• Data for this exercise:
>>>

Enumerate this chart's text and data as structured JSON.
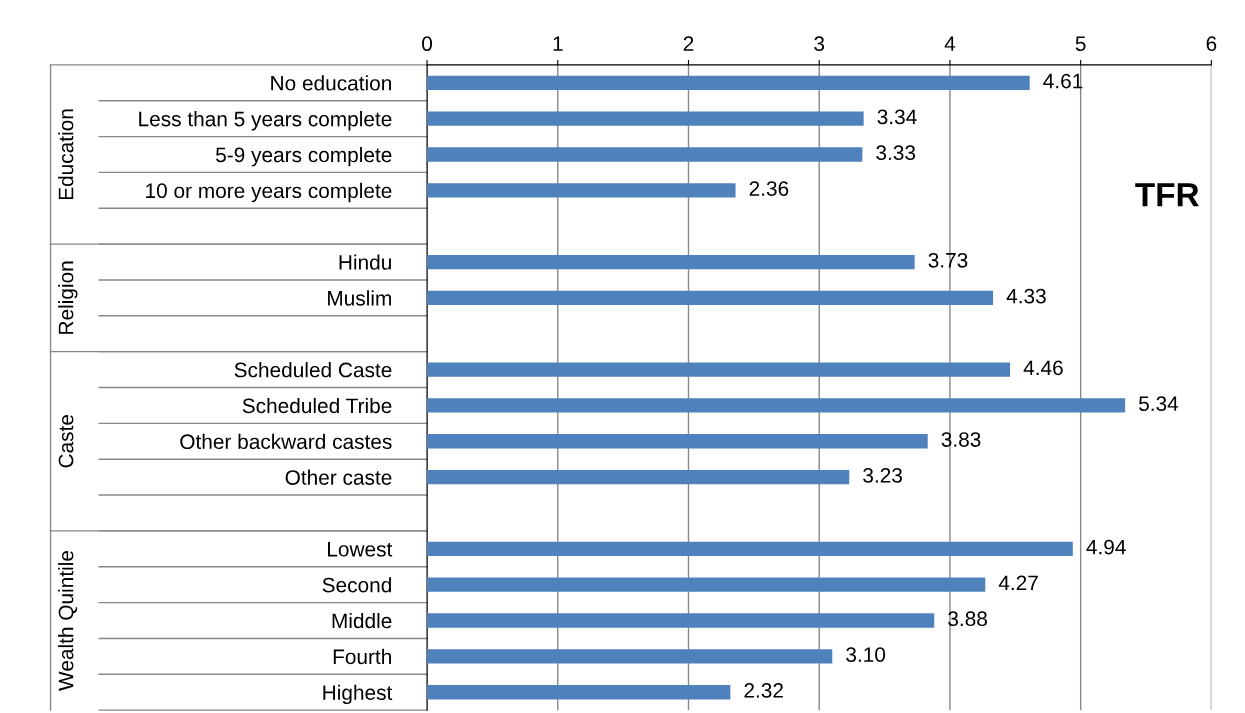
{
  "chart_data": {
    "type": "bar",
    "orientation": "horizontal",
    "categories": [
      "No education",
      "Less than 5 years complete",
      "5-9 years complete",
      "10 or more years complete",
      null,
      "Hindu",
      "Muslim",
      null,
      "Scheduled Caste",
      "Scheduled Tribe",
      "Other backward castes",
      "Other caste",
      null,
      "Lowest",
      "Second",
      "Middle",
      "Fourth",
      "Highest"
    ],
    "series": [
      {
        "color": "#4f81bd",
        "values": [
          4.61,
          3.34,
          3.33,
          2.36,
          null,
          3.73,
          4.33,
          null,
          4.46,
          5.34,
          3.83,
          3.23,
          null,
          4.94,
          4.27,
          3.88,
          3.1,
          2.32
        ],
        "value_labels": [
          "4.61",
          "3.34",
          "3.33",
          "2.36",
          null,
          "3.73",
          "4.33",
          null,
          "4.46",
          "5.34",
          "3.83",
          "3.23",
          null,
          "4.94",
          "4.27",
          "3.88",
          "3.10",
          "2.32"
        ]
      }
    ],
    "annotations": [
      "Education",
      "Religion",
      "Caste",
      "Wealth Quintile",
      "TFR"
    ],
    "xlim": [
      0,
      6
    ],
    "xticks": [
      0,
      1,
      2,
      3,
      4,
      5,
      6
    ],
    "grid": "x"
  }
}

<<<
>>>

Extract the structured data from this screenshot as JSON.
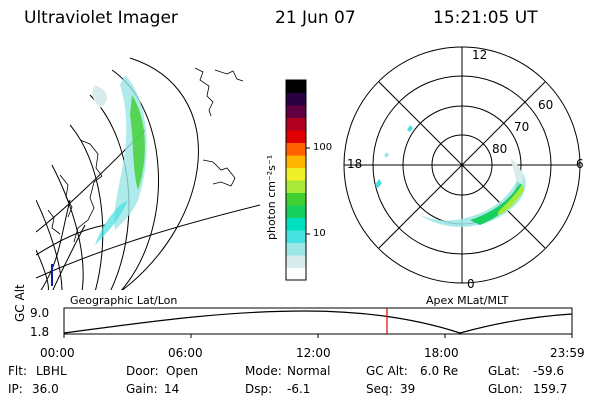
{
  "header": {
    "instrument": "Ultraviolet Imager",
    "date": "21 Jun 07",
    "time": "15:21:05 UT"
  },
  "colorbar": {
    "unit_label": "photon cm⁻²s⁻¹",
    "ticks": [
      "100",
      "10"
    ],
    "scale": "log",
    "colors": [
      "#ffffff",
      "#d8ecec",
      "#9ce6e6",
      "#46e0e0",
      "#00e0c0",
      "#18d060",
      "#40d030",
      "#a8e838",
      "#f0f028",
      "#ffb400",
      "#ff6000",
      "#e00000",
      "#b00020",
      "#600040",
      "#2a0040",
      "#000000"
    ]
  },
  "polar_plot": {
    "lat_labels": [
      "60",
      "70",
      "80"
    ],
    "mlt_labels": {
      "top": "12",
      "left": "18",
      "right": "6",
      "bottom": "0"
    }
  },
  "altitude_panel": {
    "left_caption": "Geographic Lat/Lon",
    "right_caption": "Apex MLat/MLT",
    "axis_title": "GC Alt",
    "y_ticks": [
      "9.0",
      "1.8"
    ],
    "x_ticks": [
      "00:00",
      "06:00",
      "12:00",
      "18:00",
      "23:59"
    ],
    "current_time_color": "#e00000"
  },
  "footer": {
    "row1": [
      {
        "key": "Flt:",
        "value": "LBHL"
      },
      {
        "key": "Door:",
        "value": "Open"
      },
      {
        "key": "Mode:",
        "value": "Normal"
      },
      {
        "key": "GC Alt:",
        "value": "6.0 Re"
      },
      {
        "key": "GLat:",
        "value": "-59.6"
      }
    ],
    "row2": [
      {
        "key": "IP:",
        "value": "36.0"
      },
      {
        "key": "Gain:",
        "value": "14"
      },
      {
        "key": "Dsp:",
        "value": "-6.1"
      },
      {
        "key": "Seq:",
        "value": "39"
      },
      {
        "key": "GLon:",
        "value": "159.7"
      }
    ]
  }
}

<<<

• Short task: Copy every line in the records above that contains the word "years".

• Completed exercise:
      "Less than 5 years complete",
      "5-9 years complete",
      "10 or more years complete",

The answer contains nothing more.